- [Objective] Your task is to print the material below exactly as presented.

- [Data entries]
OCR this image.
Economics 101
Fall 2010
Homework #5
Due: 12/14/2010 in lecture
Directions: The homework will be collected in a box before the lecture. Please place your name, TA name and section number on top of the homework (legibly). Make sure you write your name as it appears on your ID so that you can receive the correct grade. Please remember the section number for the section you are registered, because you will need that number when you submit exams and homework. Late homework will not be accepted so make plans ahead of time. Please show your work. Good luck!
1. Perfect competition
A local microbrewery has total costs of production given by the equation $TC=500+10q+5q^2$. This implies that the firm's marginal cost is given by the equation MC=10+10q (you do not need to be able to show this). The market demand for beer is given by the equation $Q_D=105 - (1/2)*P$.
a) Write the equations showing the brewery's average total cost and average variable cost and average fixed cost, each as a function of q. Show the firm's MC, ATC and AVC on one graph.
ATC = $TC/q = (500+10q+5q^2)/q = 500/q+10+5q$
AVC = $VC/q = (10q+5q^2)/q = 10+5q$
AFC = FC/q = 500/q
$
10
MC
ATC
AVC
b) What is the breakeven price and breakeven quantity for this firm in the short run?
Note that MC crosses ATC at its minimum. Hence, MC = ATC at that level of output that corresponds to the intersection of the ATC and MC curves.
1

- [Result of the exercise]
OCR this image.
Economics 101
Fall 2010
Homework #5
Due: 12/14/2010 in lecture
Directions: The homework will be collected in a box before the lecture. Please place your name, TA name and section number on top of the homework (legibly). Make sure you write your name as it appears on your ID so that you can receive the correct grade. Please remember the section number for the section you are registered, because you will need that number when you submit exams and homework. Late homework will not be accepted so make plans ahead of time. Please show your work. Good luck!
1. Perfect competition
A local microbrewery has total costs of production given by the equation $TC=500+10q+5q^2$. This implies that the firm's marginal cost is given by the equation MC=10+10q (you do not need to be able to show this). The market demand for beer is given by the equation $Q_D=105 - (1/2)*P$.
a) Write the equations showing the brewery's average total cost and average variable cost and average fixed cost, each as a function of q. Show the firm's MC, ATC and AVC on one graph.
ATC = $TC/q = (500+10q+5q^2)/q = 500/q+10+5q$
AVC = $VC/q = (10q+5q^2)/q = 10+5q$
AFC = FC/q = 500/q
$
10
MC
ATC
AVC
b) What is the breakeven price and breakeven quantity for this firm in the short run?
Note that MC crosses ATC at its minimum. Hence, MC = ATC at that level of output that corresponds to the intersection of the ATC and MC curves.
1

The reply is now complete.